*Data for processing*:
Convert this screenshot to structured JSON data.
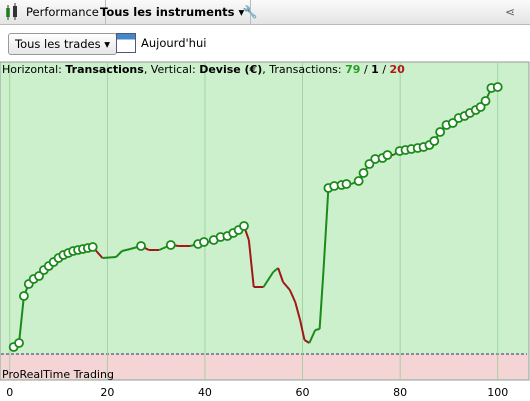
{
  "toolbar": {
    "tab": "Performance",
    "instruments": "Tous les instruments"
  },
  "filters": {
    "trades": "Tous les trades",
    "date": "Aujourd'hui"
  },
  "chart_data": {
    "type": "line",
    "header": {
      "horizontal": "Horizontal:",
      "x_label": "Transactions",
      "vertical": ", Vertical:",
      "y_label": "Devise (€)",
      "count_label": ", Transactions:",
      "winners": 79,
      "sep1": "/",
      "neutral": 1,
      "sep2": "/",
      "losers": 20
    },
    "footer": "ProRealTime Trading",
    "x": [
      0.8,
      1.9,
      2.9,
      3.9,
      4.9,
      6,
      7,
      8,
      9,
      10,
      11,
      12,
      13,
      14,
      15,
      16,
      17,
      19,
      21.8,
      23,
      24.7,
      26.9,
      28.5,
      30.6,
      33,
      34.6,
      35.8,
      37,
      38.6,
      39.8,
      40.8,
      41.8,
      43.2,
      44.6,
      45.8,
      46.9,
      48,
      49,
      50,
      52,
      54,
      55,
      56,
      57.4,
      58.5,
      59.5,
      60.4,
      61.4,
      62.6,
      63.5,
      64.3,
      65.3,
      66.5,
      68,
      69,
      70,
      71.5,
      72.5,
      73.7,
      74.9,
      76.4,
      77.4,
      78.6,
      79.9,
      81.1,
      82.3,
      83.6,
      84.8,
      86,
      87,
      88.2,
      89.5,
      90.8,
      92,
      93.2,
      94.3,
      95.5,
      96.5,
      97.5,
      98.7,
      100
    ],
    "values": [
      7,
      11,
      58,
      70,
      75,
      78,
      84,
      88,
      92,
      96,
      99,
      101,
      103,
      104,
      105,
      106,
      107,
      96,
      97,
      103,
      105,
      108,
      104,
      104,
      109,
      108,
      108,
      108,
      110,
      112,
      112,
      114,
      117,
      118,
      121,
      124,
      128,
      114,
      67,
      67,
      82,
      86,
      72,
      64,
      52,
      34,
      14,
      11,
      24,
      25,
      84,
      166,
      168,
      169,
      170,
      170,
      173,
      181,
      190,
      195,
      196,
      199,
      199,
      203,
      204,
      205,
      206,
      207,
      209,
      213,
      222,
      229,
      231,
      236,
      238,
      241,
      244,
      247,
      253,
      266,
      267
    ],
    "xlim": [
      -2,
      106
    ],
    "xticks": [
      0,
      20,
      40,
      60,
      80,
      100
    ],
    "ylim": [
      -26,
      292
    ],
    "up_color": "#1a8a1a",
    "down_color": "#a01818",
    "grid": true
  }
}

*Exercise directions*: Extract every line of the data exactly; pictures stay out.

*Exercise response*:
Convert this screenshot to structured JSON data.
{
  "toolbar": {
    "tab": "Performance",
    "instruments": "Tous les instruments"
  },
  "filters": {
    "trades": "Tous les trades",
    "date": "Aujourd'hui"
  },
  "chart_data": {
    "type": "line",
    "header": {
      "horizontal": "Horizontal:",
      "x_label": "Transactions",
      "vertical": ", Vertical:",
      "y_label": "Devise (€)",
      "count_label": ", Transactions:",
      "winners": 79,
      "sep1": "/",
      "neutral": 1,
      "sep2": "/",
      "losers": 20
    },
    "footer": "ProRealTime Trading",
    "x": [
      0.8,
      1.9,
      2.9,
      3.9,
      4.9,
      6,
      7,
      8,
      9,
      10,
      11,
      12,
      13,
      14,
      15,
      16,
      17,
      19,
      21.8,
      23,
      24.7,
      26.9,
      28.5,
      30.6,
      33,
      34.6,
      35.8,
      37,
      38.6,
      39.8,
      40.8,
      41.8,
      43.2,
      44.6,
      45.8,
      46.9,
      48,
      49,
      50,
      52,
      54,
      55,
      56,
      57.4,
      58.5,
      59.5,
      60.4,
      61.4,
      62.6,
      63.5,
      64.3,
      65.3,
      66.5,
      68,
      69,
      70,
      71.5,
      72.5,
      73.7,
      74.9,
      76.4,
      77.4,
      78.6,
      79.9,
      81.1,
      82.3,
      83.6,
      84.8,
      86,
      87,
      88.2,
      89.5,
      90.8,
      92,
      93.2,
      94.3,
      95.5,
      96.5,
      97.5,
      98.7,
      100
    ],
    "values": [
      7,
      11,
      58,
      70,
      75,
      78,
      84,
      88,
      92,
      96,
      99,
      101,
      103,
      104,
      105,
      106,
      107,
      96,
      97,
      103,
      105,
      108,
      104,
      104,
      109,
      108,
      108,
      108,
      110,
      112,
      112,
      114,
      117,
      118,
      121,
      124,
      128,
      114,
      67,
      67,
      82,
      86,
      72,
      64,
      52,
      34,
      14,
      11,
      24,
      25,
      84,
      166,
      168,
      169,
      170,
      170,
      173,
      181,
      190,
      195,
      196,
      199,
      199,
      203,
      204,
      205,
      206,
      207,
      209,
      213,
      222,
      229,
      231,
      236,
      238,
      241,
      244,
      247,
      253,
      266,
      267
    ],
    "xlim": [
      -2,
      106
    ],
    "xticks": [
      0,
      20,
      40,
      60,
      80,
      100
    ],
    "ylim": [
      -26,
      292
    ],
    "up_color": "#1a8a1a",
    "down_color": "#a01818",
    "grid": true
  }
}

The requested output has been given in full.